Excerpts from a figure dataset:
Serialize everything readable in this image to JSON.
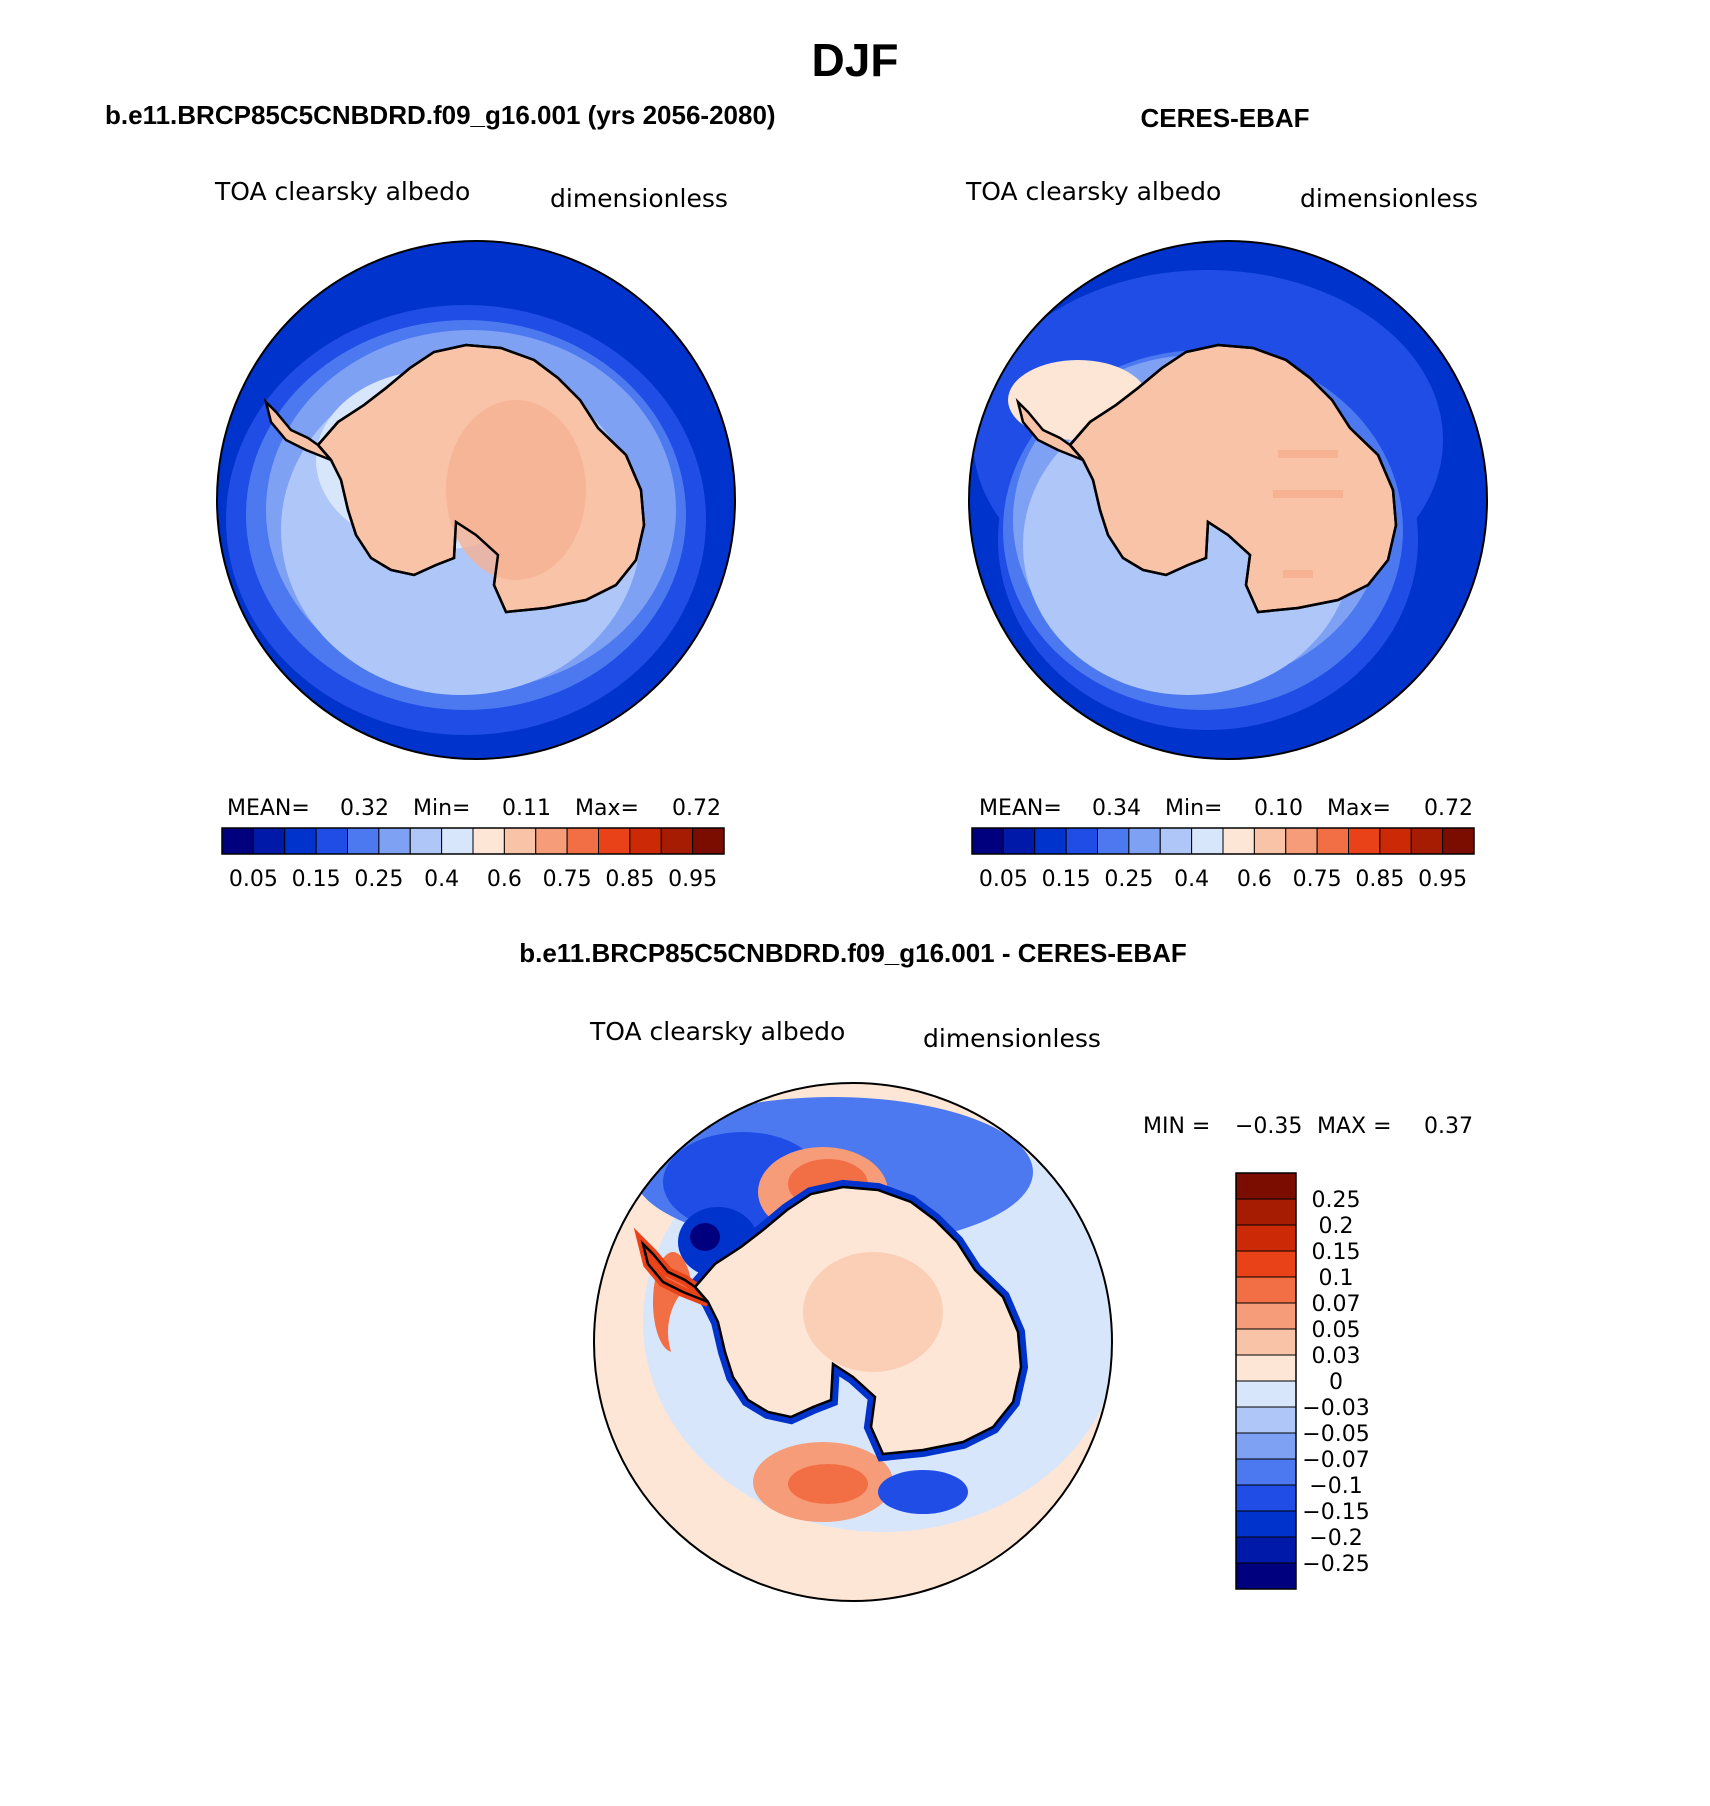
{
  "figure_title": "DJF",
  "colors": {
    "abs_scale": [
      "#00007f",
      "#0019a8",
      "#0033cc",
      "#1f4de6",
      "#4c79ef",
      "#7fa1f4",
      "#aec7f8",
      "#d8e6fb",
      "#fde6d5",
      "#f9c3a8",
      "#f69c78",
      "#f26e45",
      "#e94118",
      "#cc2a06",
      "#a51c02",
      "#7a0c00"
    ],
    "diff_scale": [
      "#00007f",
      "#0019a8",
      "#0033cc",
      "#1f4de6",
      "#4c79ef",
      "#7fa1f4",
      "#aec7f8",
      "#d8e6fb",
      "#fde6d5",
      "#f9c3a8",
      "#f69c78",
      "#f26e45",
      "#e94118",
      "#cc2a06",
      "#a51c02",
      "#7a0c00"
    ],
    "coastline": "#000000"
  },
  "panels": [
    {
      "title": "b.e11.BRCP85C5CNBDRD.f09_g16.001 (yrs 2056-2080)",
      "variable": "TOA clearsky albedo",
      "units": "dimensionless",
      "stats": {
        "mean_label": "MEAN=",
        "mean": "0.32",
        "min_label": "Min=",
        "min": "0.11",
        "max_label": "Max=",
        "max": "0.72"
      },
      "ticks": [
        "0.05",
        "0.15",
        "0.25",
        "0.4",
        "0.6",
        "0.75",
        "0.85",
        "0.95"
      ]
    },
    {
      "title": "CERES-EBAF",
      "variable": "TOA clearsky albedo",
      "units": "dimensionless",
      "stats": {
        "mean_label": "MEAN=",
        "mean": "0.34",
        "min_label": "Min=",
        "min": "0.10",
        "max_label": "Max=",
        "max": "0.72"
      },
      "ticks": [
        "0.05",
        "0.15",
        "0.25",
        "0.4",
        "0.6",
        "0.75",
        "0.85",
        "0.95"
      ]
    },
    {
      "title": "b.e11.BRCP85C5CNBDRD.f09_g16.001 - CERES-EBAF",
      "variable": "TOA clearsky albedo",
      "units": "dimensionless",
      "minmax": {
        "min_label": "MIN =",
        "min": "−0.35",
        "max_label": "MAX =",
        "max": "0.37"
      },
      "ticks": [
        "0.25",
        "0.2",
        "0.15",
        "0.1",
        "0.07",
        "0.05",
        "0.03",
        "0",
        "−0.03",
        "−0.05",
        "−0.07",
        "−0.1",
        "−0.15",
        "−0.2",
        "−0.25"
      ]
    }
  ]
}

**Do this:** Copy out every line holding the string "CERES".

**Solved problem:**
      "title": "CERES-EBAF",
      "title": "b.e11.BRCP85C5CNBDRD.f09_g16.001 - CERES-EBAF",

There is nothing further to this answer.